[START OF Provided records]
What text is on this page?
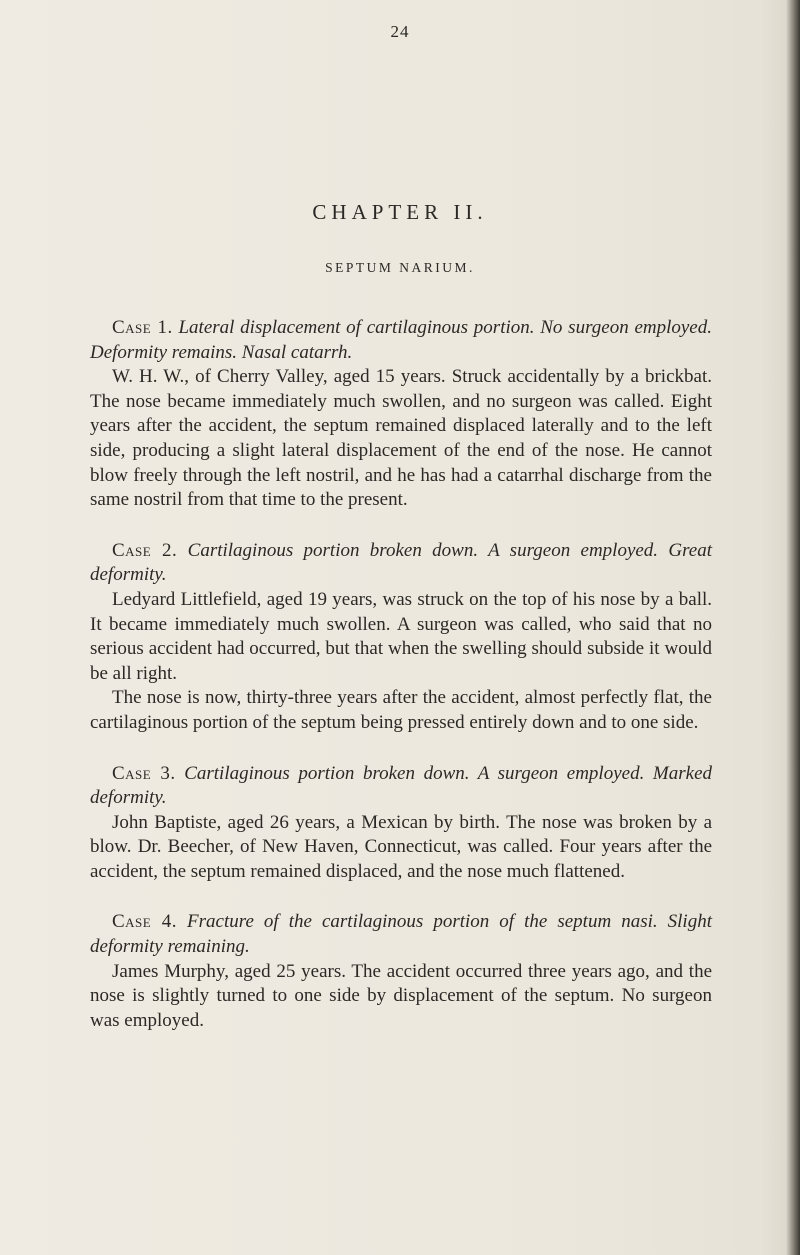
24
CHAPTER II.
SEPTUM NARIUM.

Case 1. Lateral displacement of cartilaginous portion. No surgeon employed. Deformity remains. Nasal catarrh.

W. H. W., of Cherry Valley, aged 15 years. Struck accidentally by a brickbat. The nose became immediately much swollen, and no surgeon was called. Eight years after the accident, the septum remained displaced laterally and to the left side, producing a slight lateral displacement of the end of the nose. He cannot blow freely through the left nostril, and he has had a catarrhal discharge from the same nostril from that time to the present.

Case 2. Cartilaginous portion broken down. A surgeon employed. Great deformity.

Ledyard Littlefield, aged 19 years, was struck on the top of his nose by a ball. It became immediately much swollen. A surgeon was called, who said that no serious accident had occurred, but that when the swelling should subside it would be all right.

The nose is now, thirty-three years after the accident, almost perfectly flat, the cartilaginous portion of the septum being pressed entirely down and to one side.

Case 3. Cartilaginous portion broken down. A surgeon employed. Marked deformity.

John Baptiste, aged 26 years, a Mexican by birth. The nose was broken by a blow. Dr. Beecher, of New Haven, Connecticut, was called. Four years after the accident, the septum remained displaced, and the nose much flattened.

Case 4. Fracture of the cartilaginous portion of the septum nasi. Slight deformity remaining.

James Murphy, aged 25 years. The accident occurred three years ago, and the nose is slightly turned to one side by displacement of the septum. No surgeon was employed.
[END OF Provided records]
[START OF Provided records]
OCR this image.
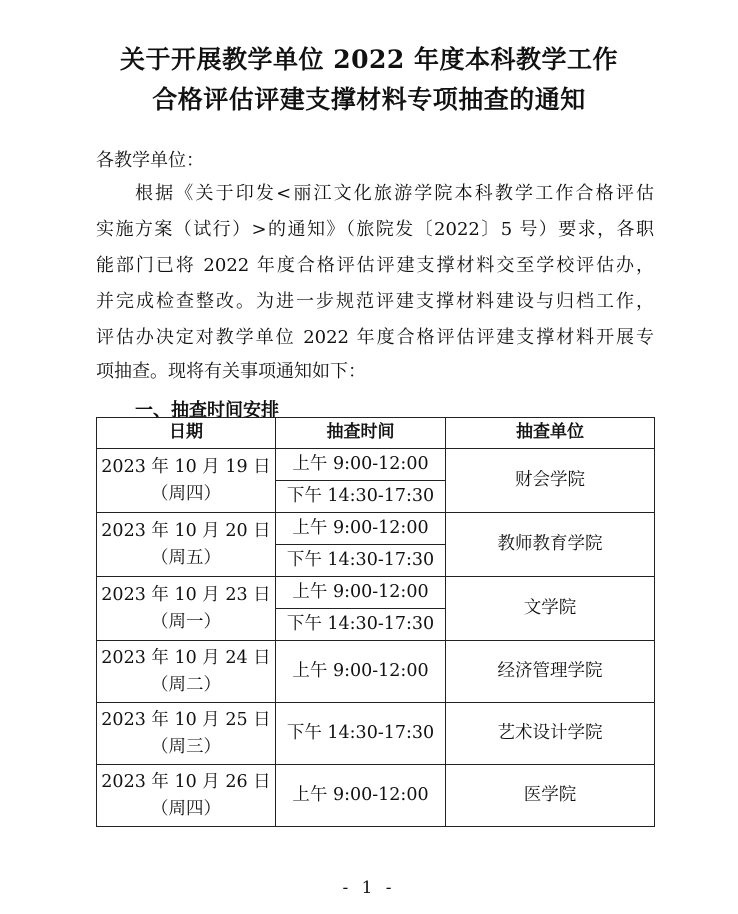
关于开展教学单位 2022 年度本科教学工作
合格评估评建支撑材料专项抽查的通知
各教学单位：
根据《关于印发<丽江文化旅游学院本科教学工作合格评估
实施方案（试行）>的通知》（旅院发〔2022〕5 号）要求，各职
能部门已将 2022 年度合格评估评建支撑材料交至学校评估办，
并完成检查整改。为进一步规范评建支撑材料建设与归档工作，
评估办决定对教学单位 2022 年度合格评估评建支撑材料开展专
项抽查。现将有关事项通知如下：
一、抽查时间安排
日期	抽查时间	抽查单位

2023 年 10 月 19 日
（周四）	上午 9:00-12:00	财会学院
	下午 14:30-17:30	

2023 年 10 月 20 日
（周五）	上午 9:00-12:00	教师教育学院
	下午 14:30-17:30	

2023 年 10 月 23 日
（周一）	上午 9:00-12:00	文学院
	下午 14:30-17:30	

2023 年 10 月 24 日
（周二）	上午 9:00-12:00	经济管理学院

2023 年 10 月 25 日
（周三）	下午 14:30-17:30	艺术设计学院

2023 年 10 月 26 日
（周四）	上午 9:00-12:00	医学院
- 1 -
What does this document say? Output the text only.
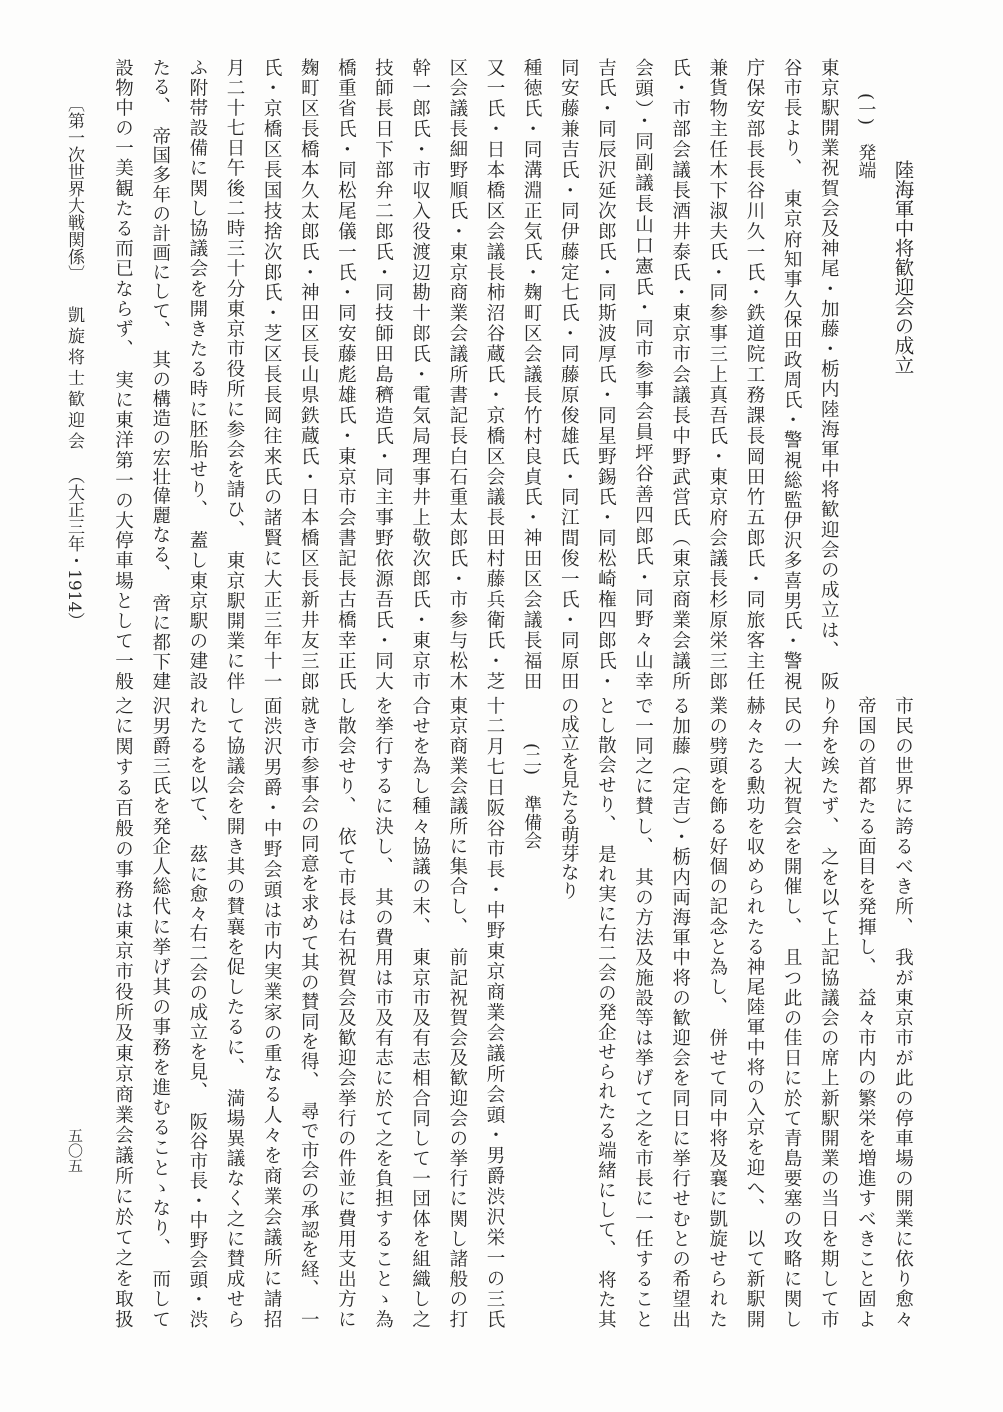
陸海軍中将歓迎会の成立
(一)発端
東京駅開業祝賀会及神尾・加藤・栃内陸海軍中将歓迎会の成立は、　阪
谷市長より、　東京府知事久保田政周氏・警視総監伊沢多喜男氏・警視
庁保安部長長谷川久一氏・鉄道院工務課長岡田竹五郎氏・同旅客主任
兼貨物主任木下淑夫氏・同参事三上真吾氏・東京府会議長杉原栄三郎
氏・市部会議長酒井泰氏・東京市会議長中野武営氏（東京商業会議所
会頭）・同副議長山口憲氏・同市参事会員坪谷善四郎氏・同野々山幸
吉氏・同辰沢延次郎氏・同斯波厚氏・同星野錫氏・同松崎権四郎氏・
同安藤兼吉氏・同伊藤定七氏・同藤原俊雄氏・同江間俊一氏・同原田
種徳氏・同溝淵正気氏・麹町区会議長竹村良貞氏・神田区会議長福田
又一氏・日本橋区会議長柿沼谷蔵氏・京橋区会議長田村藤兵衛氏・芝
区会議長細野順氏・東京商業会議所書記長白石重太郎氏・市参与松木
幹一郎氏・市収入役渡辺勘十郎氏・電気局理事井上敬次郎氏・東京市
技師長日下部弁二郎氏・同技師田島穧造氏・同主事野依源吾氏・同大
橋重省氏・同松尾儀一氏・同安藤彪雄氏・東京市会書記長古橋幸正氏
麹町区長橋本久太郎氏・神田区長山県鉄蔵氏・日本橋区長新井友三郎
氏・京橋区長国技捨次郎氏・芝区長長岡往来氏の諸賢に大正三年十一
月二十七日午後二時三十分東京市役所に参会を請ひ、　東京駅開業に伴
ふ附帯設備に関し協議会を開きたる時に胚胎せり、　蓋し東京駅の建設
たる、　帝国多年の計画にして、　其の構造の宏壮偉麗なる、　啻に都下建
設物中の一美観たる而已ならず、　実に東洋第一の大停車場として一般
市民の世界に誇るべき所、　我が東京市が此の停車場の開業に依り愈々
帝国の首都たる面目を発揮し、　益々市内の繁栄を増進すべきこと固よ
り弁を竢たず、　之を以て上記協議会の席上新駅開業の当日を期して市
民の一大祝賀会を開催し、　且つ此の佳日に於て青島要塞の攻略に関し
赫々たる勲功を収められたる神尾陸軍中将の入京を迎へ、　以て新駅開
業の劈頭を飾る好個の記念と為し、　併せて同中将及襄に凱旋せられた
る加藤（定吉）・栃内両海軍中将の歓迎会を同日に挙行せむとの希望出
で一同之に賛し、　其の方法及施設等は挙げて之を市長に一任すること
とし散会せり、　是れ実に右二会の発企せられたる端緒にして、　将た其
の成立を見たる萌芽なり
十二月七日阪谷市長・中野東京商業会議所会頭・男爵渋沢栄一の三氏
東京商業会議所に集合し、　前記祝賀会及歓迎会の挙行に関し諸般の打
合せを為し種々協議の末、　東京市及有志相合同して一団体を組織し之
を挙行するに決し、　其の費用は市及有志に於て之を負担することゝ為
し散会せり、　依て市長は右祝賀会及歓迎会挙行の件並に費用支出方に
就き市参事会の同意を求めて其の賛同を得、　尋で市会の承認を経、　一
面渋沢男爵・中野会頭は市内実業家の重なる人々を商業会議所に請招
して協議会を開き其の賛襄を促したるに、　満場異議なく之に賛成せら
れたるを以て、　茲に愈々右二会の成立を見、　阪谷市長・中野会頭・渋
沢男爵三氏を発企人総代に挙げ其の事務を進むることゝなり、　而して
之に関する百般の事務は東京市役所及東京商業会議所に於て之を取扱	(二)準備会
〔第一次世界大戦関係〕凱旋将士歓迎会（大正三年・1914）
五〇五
[END OF Provided records]
Task: Work through the records line by line and tally those holding "text". Reply with the number alone.

Solved problem: 2